(Records from a data source)
--- START ---
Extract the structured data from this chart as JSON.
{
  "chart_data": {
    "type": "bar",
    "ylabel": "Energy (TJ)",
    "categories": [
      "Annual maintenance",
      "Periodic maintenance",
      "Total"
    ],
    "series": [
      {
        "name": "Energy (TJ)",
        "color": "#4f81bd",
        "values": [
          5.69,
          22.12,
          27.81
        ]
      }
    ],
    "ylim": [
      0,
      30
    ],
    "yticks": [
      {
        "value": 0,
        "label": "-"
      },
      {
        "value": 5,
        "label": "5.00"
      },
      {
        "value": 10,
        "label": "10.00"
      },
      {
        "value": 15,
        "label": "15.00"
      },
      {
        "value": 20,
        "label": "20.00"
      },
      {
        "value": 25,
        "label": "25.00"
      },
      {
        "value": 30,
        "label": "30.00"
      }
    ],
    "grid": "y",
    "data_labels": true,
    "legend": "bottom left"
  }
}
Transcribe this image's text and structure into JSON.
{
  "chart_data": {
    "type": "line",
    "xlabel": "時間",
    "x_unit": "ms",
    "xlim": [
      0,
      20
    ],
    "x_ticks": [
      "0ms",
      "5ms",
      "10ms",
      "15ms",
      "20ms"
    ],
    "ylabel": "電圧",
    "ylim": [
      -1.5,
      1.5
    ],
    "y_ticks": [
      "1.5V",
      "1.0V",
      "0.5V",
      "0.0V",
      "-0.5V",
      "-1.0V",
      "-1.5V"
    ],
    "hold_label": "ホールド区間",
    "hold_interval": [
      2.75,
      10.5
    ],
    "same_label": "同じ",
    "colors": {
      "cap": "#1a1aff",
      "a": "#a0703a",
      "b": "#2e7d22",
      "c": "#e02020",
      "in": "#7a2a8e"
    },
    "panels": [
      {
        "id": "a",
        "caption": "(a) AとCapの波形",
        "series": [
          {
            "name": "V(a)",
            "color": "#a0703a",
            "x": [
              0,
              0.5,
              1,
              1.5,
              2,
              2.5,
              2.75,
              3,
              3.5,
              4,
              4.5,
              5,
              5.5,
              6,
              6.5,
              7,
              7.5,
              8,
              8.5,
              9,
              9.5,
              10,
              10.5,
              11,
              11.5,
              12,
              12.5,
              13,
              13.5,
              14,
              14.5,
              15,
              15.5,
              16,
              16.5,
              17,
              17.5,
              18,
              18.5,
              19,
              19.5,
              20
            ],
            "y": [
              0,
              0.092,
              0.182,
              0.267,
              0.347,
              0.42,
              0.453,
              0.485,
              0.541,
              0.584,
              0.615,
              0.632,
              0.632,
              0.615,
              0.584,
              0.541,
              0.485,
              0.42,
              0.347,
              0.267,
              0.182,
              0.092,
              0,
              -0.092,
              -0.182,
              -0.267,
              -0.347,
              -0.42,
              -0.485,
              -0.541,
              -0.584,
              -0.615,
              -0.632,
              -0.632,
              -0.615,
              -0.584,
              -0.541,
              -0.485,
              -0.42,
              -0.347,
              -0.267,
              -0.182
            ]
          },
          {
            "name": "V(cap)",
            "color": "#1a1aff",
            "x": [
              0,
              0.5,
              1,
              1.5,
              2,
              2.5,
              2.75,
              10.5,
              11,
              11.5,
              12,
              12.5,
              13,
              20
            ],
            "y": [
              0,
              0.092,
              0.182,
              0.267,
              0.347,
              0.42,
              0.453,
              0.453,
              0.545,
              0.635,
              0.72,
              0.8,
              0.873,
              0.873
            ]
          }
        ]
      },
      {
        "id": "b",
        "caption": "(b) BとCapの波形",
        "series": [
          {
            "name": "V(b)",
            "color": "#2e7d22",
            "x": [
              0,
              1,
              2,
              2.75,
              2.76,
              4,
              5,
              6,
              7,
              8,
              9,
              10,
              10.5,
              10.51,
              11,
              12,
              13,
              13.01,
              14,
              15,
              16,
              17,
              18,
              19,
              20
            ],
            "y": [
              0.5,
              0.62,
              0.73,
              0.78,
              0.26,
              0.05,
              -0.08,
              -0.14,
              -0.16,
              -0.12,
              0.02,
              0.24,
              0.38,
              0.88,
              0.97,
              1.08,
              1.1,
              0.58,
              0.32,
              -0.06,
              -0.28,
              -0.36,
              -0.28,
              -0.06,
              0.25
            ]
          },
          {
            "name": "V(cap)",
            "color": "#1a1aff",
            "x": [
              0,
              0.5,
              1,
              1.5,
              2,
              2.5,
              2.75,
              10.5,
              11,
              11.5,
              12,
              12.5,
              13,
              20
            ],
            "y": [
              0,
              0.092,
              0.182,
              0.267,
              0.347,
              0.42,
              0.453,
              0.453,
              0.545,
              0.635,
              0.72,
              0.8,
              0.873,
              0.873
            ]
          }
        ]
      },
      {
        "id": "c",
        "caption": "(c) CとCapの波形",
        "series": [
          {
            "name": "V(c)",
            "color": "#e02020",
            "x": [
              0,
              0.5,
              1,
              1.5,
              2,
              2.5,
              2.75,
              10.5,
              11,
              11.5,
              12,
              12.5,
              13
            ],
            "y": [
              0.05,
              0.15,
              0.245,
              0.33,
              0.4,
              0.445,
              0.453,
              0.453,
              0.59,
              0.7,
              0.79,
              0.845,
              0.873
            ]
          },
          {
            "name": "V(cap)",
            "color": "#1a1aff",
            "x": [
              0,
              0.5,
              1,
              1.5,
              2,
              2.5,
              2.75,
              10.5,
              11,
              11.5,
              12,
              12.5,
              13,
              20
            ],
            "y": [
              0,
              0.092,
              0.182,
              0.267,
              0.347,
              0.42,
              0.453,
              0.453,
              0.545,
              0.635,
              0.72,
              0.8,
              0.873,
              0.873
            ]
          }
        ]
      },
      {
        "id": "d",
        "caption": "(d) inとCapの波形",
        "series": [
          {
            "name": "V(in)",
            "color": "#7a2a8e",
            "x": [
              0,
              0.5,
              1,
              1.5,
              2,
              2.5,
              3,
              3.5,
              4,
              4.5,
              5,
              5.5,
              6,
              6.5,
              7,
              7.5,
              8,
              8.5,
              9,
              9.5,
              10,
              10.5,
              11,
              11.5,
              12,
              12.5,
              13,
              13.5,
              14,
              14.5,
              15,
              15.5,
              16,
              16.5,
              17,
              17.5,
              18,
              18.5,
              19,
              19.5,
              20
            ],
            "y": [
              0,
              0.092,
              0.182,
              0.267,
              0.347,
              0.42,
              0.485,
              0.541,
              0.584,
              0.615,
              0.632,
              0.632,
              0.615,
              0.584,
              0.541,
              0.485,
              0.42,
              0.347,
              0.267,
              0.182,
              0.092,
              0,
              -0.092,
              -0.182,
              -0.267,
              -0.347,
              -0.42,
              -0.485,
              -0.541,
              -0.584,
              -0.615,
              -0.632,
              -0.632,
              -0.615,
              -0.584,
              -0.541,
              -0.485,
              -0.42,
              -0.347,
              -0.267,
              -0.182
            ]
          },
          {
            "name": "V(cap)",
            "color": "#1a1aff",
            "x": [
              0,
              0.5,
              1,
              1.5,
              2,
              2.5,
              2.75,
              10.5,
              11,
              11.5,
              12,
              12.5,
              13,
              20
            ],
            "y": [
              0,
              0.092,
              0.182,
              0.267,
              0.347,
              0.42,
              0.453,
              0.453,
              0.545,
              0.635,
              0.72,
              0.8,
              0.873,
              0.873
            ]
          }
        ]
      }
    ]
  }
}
--- END ---
-- Directive --
Every line of the records above needs to be given again exactly.

-- Exercise response --
Extract the structured data from this chart as JSON.
{
  "chart_data": {
    "type": "bar",
    "ylabel": "Energy (TJ)",
    "categories": [
      "Annual maintenance",
      "Periodic maintenance",
      "Total"
    ],
    "series": [
      {
        "name": "Energy (TJ)",
        "color": "#4f81bd",
        "values": [
          5.69,
          22.12,
          27.81
        ]
      }
    ],
    "ylim": [
      0,
      30
    ],
    "yticks": [
      {
        "value": 0,
        "label": "-"
      },
      {
        "value": 5,
        "label": "5.00"
      },
      {
        "value": 10,
        "label": "10.00"
      },
      {
        "value": 15,
        "label": "15.00"
      },
      {
        "value": 20,
        "label": "20.00"
      },
      {
        "value": 25,
        "label": "25.00"
      },
      {
        "value": 30,
        "label": "30.00"
      }
    ],
    "grid": "y",
    "data_labels": true,
    "legend": "bottom left"
  }
}
Transcribe this image's text and structure into JSON.
{
  "chart_data": {
    "type": "line",
    "xlabel": "時間",
    "x_unit": "ms",
    "xlim": [
      0,
      20
    ],
    "x_ticks": [
      "0ms",
      "5ms",
      "10ms",
      "15ms",
      "20ms"
    ],
    "ylabel": "電圧",
    "ylim": [
      -1.5,
      1.5
    ],
    "y_ticks": [
      "1.5V",
      "1.0V",
      "0.5V",
      "0.0V",
      "-0.5V",
      "-1.0V",
      "-1.5V"
    ],
    "hold_label": "ホールド区間",
    "hold_interval": [
      2.75,
      10.5
    ],
    "same_label": "同じ",
    "colors": {
      "cap": "#1a1aff",
      "a": "#a0703a",
      "b": "#2e7d22",
      "c": "#e02020",
      "in": "#7a2a8e"
    },
    "panels": [
      {
        "id": "a",
        "caption": "(a) AとCapの波形",
        "series": [
          {
            "name": "V(a)",
            "color": "#a0703a",
            "x": [
              0,
              0.5,
              1,
              1.5,
              2,
              2.5,
              2.75,
              3,
              3.5,
              4,
              4.5,
              5,
              5.5,
              6,
              6.5,
              7,
              7.5,
              8,
              8.5,
              9,
              9.5,
              10,
              10.5,
              11,
              11.5,
              12,
              12.5,
              13,
              13.5,
              14,
              14.5,
              15,
              15.5,
              16,
              16.5,
              17,
              17.5,
              18,
              18.5,
              19,
              19.5,
              20
            ],
            "y": [
              0,
              0.092,
              0.182,
              0.267,
              0.347,
              0.42,
              0.453,
              0.485,
              0.541,
              0.584,
              0.615,
              0.632,
              0.632,
              0.615,
              0.584,
              0.541,
              0.485,
              0.42,
              0.347,
              0.267,
              0.182,
              0.092,
              0,
              -0.092,
              -0.182,
              -0.267,
              -0.347,
              -0.42,
              -0.485,
              -0.541,
              -0.584,
              -0.615,
              -0.632,
              -0.632,
              -0.615,
              -0.584,
              -0.541,
              -0.485,
              -0.42,
              -0.347,
              -0.267,
              -0.182
            ]
          },
          {
            "name": "V(cap)",
            "color": "#1a1aff",
            "x": [
              0,
              0.5,
              1,
              1.5,
              2,
              2.5,
              2.75,
              10.5,
              11,
              11.5,
              12,
              12.5,
              13,
              20
            ],
            "y": [
              0,
              0.092,
              0.182,
              0.267,
              0.347,
              0.42,
              0.453,
              0.453,
              0.545,
              0.635,
              0.72,
              0.8,
              0.873,
              0.873
            ]
          }
        ]
      },
      {
        "id": "b",
        "caption": "(b) BとCapの波形",
        "series": [
          {
            "name": "V(b)",
            "color": "#2e7d22",
            "x": [
              0,
              1,
              2,
              2.75,
              2.76,
              4,
              5,
              6,
              7,
              8,
              9,
              10,
              10.5,
              10.51,
              11,
              12,
              13,
              13.01,
              14,
              15,
              16,
              17,
              18,
              19,
              20
            ],
            "y": [
              0.5,
              0.62,
              0.73,
              0.78,
              0.26,
              0.05,
              -0.08,
              -0.14,
              -0.16,
              -0.12,
              0.02,
              0.24,
              0.38,
              0.88,
              0.97,
              1.08,
              1.1,
              0.58,
              0.32,
              -0.06,
              -0.28,
              -0.36,
              -0.28,
              -0.06,
              0.25
            ]
          },
          {
            "name": "V(cap)",
            "color": "#1a1aff",
            "x": [
              0,
              0.5,
              1,
              1.5,
              2,
              2.5,
              2.75,
              10.5,
              11,
              11.5,
              12,
              12.5,
              13,
              20
            ],
            "y": [
              0,
              0.092,
              0.182,
              0.267,
              0.347,
              0.42,
              0.453,
              0.453,
              0.545,
              0.635,
              0.72,
              0.8,
              0.873,
              0.873
            ]
          }
        ]
      },
      {
        "id": "c",
        "caption": "(c) CとCapの波形",
        "series": [
          {
            "name": "V(c)",
            "color": "#e02020",
            "x": [
              0,
              0.5,
              1,
              1.5,
              2,
              2.5,
              2.75,
              10.5,
              11,
              11.5,
              12,
              12.5,
              13
            ],
            "y": [
              0.05,
              0.15,
              0.245,
              0.33,
              0.4,
              0.445,
              0.453,
              0.453,
              0.59,
              0.7,
              0.79,
              0.845,
              0.873
            ]
          },
          {
            "name": "V(cap)",
            "color": "#1a1aff",
            "x": [
              0,
              0.5,
              1,
              1.5,
              2,
              2.5,
              2.75,
              10.5,
              11,
              11.5,
              12,
              12.5,
              13,
              20
            ],
            "y": [
              0,
              0.092,
              0.182,
              0.267,
              0.347,
              0.42,
              0.453,
              0.453,
              0.545,
              0.635,
              0.72,
              0.8,
              0.873,
              0.873
            ]
          }
        ]
      },
      {
        "id": "d",
        "caption": "(d) inとCapの波形",
        "series": [
          {
            "name": "V(in)",
            "color": "#7a2a8e",
            "x": [
              0,
              0.5,
              1,
              1.5,
              2,
              2.5,
              3,
              3.5,
              4,
              4.5,
              5,
              5.5,
              6,
              6.5,
              7,
              7.5,
              8,
              8.5,
              9,
              9.5,
              10,
              10.5,
              11,
              11.5,
              12,
              12.5,
              13,
              13.5,
              14,
              14.5,
              15,
              15.5,
              16,
              16.5,
              17,
              17.5,
              18,
              18.5,
              19,
              19.5,
              20
            ],
            "y": [
              0,
              0.092,
              0.182,
              0.267,
              0.347,
              0.42,
              0.485,
              0.541,
              0.584,
              0.615,
              0.632,
              0.632,
              0.615,
              0.584,
              0.541,
              0.485,
              0.42,
              0.347,
              0.267,
              0.182,
              0.092,
              0,
              -0.092,
              -0.182,
              -0.267,
              -0.347,
              -0.42,
              -0.485,
              -0.541,
              -0.584,
              -0.615,
              -0.632,
              -0.632,
              -0.615,
              -0.584,
              -0.541,
              -0.485,
              -0.42,
              -0.347,
              -0.267,
              -0.182
            ]
          },
          {
            "name": "V(cap)",
            "color": "#1a1aff",
            "x": [
              0,
              0.5,
              1,
              1.5,
              2,
              2.5,
              2.75,
              10.5,
              11,
              11.5,
              12,
              12.5,
              13,
              20
            ],
            "y": [
              0,
              0.092,
              0.182,
              0.267,
              0.347,
              0.42,
              0.453,
              0.453,
              0.545,
              0.635,
              0.72,
              0.8,
              0.873,
              0.873
            ]
          }
        ]
      }
    ]
  }
}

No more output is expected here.